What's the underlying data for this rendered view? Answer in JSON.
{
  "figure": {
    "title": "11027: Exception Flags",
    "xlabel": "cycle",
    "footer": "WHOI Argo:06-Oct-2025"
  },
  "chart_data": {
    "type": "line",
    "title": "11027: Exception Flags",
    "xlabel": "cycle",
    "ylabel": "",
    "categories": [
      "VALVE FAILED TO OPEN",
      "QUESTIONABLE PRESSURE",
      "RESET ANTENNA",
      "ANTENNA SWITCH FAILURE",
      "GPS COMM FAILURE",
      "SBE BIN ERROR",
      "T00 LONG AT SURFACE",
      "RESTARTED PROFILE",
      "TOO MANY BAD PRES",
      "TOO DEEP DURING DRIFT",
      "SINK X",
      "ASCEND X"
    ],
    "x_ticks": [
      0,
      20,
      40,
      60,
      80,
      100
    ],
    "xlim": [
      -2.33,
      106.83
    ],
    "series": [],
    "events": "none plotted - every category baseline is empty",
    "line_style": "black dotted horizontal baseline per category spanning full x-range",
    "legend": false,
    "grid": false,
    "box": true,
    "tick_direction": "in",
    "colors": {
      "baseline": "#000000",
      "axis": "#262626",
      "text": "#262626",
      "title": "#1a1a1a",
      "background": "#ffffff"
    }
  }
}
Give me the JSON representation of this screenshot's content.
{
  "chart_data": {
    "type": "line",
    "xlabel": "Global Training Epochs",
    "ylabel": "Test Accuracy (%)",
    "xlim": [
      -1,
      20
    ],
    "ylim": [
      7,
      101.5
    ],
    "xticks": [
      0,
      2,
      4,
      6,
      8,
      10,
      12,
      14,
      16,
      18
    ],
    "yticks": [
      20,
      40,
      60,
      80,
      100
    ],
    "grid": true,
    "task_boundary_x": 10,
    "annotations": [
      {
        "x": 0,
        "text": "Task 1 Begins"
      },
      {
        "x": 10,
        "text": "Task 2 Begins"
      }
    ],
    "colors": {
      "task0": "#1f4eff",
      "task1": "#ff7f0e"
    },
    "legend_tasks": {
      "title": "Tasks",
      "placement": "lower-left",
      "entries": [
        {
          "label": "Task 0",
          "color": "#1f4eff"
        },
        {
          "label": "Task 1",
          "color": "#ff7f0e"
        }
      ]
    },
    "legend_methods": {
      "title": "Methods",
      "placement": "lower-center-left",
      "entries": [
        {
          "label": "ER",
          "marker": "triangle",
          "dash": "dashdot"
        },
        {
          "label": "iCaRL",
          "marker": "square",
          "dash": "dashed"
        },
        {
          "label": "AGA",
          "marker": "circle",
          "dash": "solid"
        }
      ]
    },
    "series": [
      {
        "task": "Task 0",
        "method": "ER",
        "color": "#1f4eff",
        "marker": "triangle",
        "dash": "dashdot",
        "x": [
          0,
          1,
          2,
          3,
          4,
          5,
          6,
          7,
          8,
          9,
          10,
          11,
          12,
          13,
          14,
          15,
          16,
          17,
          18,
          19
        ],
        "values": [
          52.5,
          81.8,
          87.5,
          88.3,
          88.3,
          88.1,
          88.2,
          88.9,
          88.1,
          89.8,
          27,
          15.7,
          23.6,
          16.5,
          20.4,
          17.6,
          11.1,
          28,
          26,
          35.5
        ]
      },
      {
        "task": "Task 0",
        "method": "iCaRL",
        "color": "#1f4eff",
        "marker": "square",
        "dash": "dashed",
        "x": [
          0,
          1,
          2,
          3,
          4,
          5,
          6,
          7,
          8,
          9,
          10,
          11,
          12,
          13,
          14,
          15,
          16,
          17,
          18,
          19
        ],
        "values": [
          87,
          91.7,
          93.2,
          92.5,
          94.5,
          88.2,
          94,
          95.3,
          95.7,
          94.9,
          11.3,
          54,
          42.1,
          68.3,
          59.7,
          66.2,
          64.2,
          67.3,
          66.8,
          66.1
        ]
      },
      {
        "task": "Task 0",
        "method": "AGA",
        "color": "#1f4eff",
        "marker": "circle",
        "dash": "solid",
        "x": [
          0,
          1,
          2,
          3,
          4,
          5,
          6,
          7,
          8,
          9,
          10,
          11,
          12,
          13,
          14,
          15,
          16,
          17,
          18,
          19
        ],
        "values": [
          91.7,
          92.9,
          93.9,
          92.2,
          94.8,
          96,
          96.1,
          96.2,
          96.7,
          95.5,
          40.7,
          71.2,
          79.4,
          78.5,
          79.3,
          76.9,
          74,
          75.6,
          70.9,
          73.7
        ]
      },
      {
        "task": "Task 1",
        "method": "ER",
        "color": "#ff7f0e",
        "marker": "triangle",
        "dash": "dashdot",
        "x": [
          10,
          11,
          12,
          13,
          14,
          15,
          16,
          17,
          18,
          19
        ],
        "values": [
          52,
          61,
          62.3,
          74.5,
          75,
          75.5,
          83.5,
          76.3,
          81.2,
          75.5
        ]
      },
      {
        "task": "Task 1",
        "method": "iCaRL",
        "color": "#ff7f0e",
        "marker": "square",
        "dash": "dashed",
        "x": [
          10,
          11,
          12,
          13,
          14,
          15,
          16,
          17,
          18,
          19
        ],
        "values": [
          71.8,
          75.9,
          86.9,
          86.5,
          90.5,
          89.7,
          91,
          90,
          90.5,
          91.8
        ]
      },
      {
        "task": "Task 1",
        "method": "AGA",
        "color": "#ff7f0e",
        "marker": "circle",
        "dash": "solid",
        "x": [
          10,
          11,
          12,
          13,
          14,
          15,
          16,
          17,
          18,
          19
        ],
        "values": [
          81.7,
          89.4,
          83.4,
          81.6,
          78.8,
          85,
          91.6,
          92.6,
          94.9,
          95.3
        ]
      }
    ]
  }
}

● What to work on: Copy out each line exactly as written.

● The response:
What's the underlying data for this rendered view? Answer in JSON.
{
  "figure": {
    "title": "11027: Exception Flags",
    "xlabel": "cycle",
    "footer": "WHOI Argo:06-Oct-2025"
  },
  "chart_data": {
    "type": "line",
    "title": "11027: Exception Flags",
    "xlabel": "cycle",
    "ylabel": "",
    "categories": [
      "VALVE FAILED TO OPEN",
      "QUESTIONABLE PRESSURE",
      "RESET ANTENNA",
      "ANTENNA SWITCH FAILURE",
      "GPS COMM FAILURE",
      "SBE BIN ERROR",
      "T00 LONG AT SURFACE",
      "RESTARTED PROFILE",
      "TOO MANY BAD PRES",
      "TOO DEEP DURING DRIFT",
      "SINK X",
      "ASCEND X"
    ],
    "x_ticks": [
      0,
      20,
      40,
      60,
      80,
      100
    ],
    "xlim": [
      -2.33,
      106.83
    ],
    "series": [],
    "events": "none plotted - every category baseline is empty",
    "line_style": "black dotted horizontal baseline per category spanning full x-range",
    "legend": false,
    "grid": false,
    "box": true,
    "tick_direction": "in",
    "colors": {
      "baseline": "#000000",
      "axis": "#262626",
      "text": "#262626",
      "title": "#1a1a1a",
      "background": "#ffffff"
    }
  }
}
Give me the JSON representation of this screenshot's content.
{
  "chart_data": {
    "type": "line",
    "xlabel": "Global Training Epochs",
    "ylabel": "Test Accuracy (%)",
    "xlim": [
      -1,
      20
    ],
    "ylim": [
      7,
      101.5
    ],
    "xticks": [
      0,
      2,
      4,
      6,
      8,
      10,
      12,
      14,
      16,
      18
    ],
    "yticks": [
      20,
      40,
      60,
      80,
      100
    ],
    "grid": true,
    "task_boundary_x": 10,
    "annotations": [
      {
        "x": 0,
        "text": "Task 1 Begins"
      },
      {
        "x": 10,
        "text": "Task 2 Begins"
      }
    ],
    "colors": {
      "task0": "#1f4eff",
      "task1": "#ff7f0e"
    },
    "legend_tasks": {
      "title": "Tasks",
      "placement": "lower-left",
      "entries": [
        {
          "label": "Task 0",
          "color": "#1f4eff"
        },
        {
          "label": "Task 1",
          "color": "#ff7f0e"
        }
      ]
    },
    "legend_methods": {
      "title": "Methods",
      "placement": "lower-center-left",
      "entries": [
        {
          "label": "ER",
          "marker": "triangle",
          "dash": "dashdot"
        },
        {
          "label": "iCaRL",
          "marker": "square",
          "dash": "dashed"
        },
        {
          "label": "AGA",
          "marker": "circle",
          "dash": "solid"
        }
      ]
    },
    "series": [
      {
        "task": "Task 0",
        "method": "ER",
        "color": "#1f4eff",
        "marker": "triangle",
        "dash": "dashdot",
        "x": [
          0,
          1,
          2,
          3,
          4,
          5,
          6,
          7,
          8,
          9,
          10,
          11,
          12,
          13,
          14,
          15,
          16,
          17,
          18,
          19
        ],
        "values": [
          52.5,
          81.8,
          87.5,
          88.3,
          88.3,
          88.1,
          88.2,
          88.9,
          88.1,
          89.8,
          27,
          15.7,
          23.6,
          16.5,
          20.4,
          17.6,
          11.1,
          28,
          26,
          35.5
        ]
      },
      {
        "task": "Task 0",
        "method": "iCaRL",
        "color": "#1f4eff",
        "marker": "square",
        "dash": "dashed",
        "x": [
          0,
          1,
          2,
          3,
          4,
          5,
          6,
          7,
          8,
          9,
          10,
          11,
          12,
          13,
          14,
          15,
          16,
          17,
          18,
          19
        ],
        "values": [
          87,
          91.7,
          93.2,
          92.5,
          94.5,
          88.2,
          94,
          95.3,
          95.7,
          94.9,
          11.3,
          54,
          42.1,
          68.3,
          59.7,
          66.2,
          64.2,
          67.3,
          66.8,
          66.1
        ]
      },
      {
        "task": "Task 0",
        "method": "AGA",
        "color": "#1f4eff",
        "marker": "circle",
        "dash": "solid",
        "x": [
          0,
          1,
          2,
          3,
          4,
          5,
          6,
          7,
          8,
          9,
          10,
          11,
          12,
          13,
          14,
          15,
          16,
          17,
          18,
          19
        ],
        "values": [
          91.7,
          92.9,
          93.9,
          92.2,
          94.8,
          96,
          96.1,
          96.2,
          96.7,
          95.5,
          40.7,
          71.2,
          79.4,
          78.5,
          79.3,
          76.9,
          74,
          75.6,
          70.9,
          73.7
        ]
      },
      {
        "task": "Task 1",
        "method": "ER",
        "color": "#ff7f0e",
        "marker": "triangle",
        "dash": "dashdot",
        "x": [
          10,
          11,
          12,
          13,
          14,
          15,
          16,
          17,
          18,
          19
        ],
        "values": [
          52,
          61,
          62.3,
          74.5,
          75,
          75.5,
          83.5,
          76.3,
          81.2,
          75.5
        ]
      },
      {
        "task": "Task 1",
        "method": "iCaRL",
        "color": "#ff7f0e",
        "marker": "square",
        "dash": "dashed",
        "x": [
          10,
          11,
          12,
          13,
          14,
          15,
          16,
          17,
          18,
          19
        ],
        "values": [
          71.8,
          75.9,
          86.9,
          86.5,
          90.5,
          89.7,
          91,
          90,
          90.5,
          91.8
        ]
      },
      {
        "task": "Task 1",
        "method": "AGA",
        "color": "#ff7f0e",
        "marker": "circle",
        "dash": "solid",
        "x": [
          10,
          11,
          12,
          13,
          14,
          15,
          16,
          17,
          18,
          19
        ],
        "values": [
          81.7,
          89.4,
          83.4,
          81.6,
          78.8,
          85,
          91.6,
          92.6,
          94.9,
          95.3
        ]
      }
    ]
  }
}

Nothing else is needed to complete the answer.